Direction:
Using the listing below, please gather every line containing the word "Goal".

# # #

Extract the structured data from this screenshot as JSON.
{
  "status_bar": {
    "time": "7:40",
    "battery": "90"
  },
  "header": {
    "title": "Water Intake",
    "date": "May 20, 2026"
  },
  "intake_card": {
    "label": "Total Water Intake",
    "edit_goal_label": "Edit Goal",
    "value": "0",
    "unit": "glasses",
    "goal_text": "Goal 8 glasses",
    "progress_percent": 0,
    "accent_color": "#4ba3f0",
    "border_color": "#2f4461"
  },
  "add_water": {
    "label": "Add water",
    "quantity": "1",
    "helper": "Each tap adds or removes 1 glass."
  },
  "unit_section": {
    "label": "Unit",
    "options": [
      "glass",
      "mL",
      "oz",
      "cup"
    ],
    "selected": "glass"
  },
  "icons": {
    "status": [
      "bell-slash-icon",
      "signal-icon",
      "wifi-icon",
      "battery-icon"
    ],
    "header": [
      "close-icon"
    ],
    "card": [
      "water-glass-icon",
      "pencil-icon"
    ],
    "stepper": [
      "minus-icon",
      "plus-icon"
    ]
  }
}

# # #

Result of the exercise:
    "edit_goal_label": "Edit Goal",
    "goal_text": "Goal 8 glasses",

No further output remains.